- [STATED EXERCISE]
Repeat the whole listing below, word for word.

◆ ◆ ◆ ◆ ◆

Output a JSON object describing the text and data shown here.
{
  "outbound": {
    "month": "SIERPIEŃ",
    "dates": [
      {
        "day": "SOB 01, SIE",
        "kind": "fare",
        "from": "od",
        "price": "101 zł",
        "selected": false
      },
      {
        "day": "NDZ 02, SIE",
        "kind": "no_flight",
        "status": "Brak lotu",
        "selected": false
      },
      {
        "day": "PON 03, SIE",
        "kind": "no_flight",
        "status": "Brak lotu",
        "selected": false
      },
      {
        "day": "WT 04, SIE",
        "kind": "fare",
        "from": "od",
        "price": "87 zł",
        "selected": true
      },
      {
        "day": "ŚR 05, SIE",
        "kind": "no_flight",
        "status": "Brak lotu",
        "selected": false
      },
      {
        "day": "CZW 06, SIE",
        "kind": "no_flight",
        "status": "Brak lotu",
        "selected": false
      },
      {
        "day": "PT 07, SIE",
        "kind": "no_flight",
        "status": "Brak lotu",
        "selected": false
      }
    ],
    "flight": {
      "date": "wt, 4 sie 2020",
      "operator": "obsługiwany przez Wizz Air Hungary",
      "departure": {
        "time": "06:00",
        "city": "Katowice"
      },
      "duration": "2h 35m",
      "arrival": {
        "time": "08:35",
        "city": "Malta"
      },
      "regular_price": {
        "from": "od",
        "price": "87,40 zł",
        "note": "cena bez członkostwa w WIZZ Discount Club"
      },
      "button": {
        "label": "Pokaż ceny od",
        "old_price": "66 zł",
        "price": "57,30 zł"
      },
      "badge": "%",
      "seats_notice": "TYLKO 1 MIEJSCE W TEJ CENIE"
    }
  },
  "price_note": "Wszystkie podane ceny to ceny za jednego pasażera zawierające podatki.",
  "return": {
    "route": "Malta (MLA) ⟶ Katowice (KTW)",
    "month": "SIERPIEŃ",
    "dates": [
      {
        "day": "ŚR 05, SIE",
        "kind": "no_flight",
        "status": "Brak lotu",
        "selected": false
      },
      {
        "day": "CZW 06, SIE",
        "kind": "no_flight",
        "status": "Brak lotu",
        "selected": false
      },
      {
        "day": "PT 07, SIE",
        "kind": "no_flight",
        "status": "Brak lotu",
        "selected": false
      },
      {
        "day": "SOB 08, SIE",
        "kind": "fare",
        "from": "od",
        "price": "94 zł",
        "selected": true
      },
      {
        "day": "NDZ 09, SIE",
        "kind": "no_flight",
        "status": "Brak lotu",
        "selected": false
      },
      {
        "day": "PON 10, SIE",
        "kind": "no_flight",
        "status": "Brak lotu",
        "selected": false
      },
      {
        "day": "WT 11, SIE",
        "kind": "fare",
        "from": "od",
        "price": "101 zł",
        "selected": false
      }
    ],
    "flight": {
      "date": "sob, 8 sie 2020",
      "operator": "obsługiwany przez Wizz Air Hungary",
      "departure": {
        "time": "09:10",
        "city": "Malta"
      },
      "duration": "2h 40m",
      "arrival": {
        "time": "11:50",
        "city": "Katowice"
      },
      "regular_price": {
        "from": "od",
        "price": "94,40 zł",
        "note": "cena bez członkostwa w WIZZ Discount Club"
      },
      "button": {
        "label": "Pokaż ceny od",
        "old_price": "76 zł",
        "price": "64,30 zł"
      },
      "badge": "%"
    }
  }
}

◆ ◆ ◆ ◆ ◆

- [RESULT FOR THIS EXERCISE]
Output a JSON object describing the text and data shown here.
{
  "outbound": {
    "month": "SIERPIEŃ",
    "dates": [
      {
        "day": "SOB 01, SIE",
        "kind": "fare",
        "from": "od",
        "price": "101 zł",
        "selected": false
      },
      {
        "day": "NDZ 02, SIE",
        "kind": "no_flight",
        "status": "Brak lotu",
        "selected": false
      },
      {
        "day": "PON 03, SIE",
        "kind": "no_flight",
        "status": "Brak lotu",
        "selected": false
      },
      {
        "day": "WT 04, SIE",
        "kind": "fare",
        "from": "od",
        "price": "87 zł",
        "selected": true
      },
      {
        "day": "ŚR 05, SIE",
        "kind": "no_flight",
        "status": "Brak lotu",
        "selected": false
      },
      {
        "day": "CZW 06, SIE",
        "kind": "no_flight",
        "status": "Brak lotu",
        "selected": false
      },
      {
        "day": "PT 07, SIE",
        "kind": "no_flight",
        "status": "Brak lotu",
        "selected": false
      }
    ],
    "flight": {
      "date": "wt, 4 sie 2020",
      "operator": "obsługiwany przez Wizz Air Hungary",
      "departure": {
        "time": "06:00",
        "city": "Katowice"
      },
      "duration": "2h 35m",
      "arrival": {
        "time": "08:35",
        "city": "Malta"
      },
      "regular_price": {
        "from": "od",
        "price": "87,40 zł",
        "note": "cena bez członkostwa w WIZZ Discount Club"
      },
      "button": {
        "label": "Pokaż ceny od",
        "old_price": "66 zł",
        "price": "57,30 zł"
      },
      "badge": "%",
      "seats_notice": "TYLKO 1 MIEJSCE W TEJ CENIE"
    }
  },
  "price_note": "Wszystkie podane ceny to ceny za jednego pasażera zawierające podatki.",
  "return": {
    "route": "Malta (MLA) ⟶ Katowice (KTW)",
    "month": "SIERPIEŃ",
    "dates": [
      {
        "day": "ŚR 05, SIE",
        "kind": "no_flight",
        "status": "Brak lotu",
        "selected": false
      },
      {
        "day": "CZW 06, SIE",
        "kind": "no_flight",
        "status": "Brak lotu",
        "selected": false
      },
      {
        "day": "PT 07, SIE",
        "kind": "no_flight",
        "status": "Brak lotu",
        "selected": false
      },
      {
        "day": "SOB 08, SIE",
        "kind": "fare",
        "from": "od",
        "price": "94 zł",
        "selected": true
      },
      {
        "day": "NDZ 09, SIE",
        "kind": "no_flight",
        "status": "Brak lotu",
        "selected": false
      },
      {
        "day": "PON 10, SIE",
        "kind": "no_flight",
        "status": "Brak lotu",
        "selected": false
      },
      {
        "day": "WT 11, SIE",
        "kind": "fare",
        "from": "od",
        "price": "101 zł",
        "selected": false
      }
    ],
    "flight": {
      "date": "sob, 8 sie 2020",
      "operator": "obsługiwany przez Wizz Air Hungary",
      "departure": {
        "time": "09:10",
        "city": "Malta"
      },
      "duration": "2h 40m",
      "arrival": {
        "time": "11:50",
        "city": "Katowice"
      },
      "regular_price": {
        "from": "od",
        "price": "94,40 zł",
        "note": "cena bez członkostwa w WIZZ Discount Club"
      },
      "button": {
        "label": "Pokaż ceny od",
        "old_price": "76 zł",
        "price": "64,30 zł"
      },
      "badge": "%"
    }
  }
}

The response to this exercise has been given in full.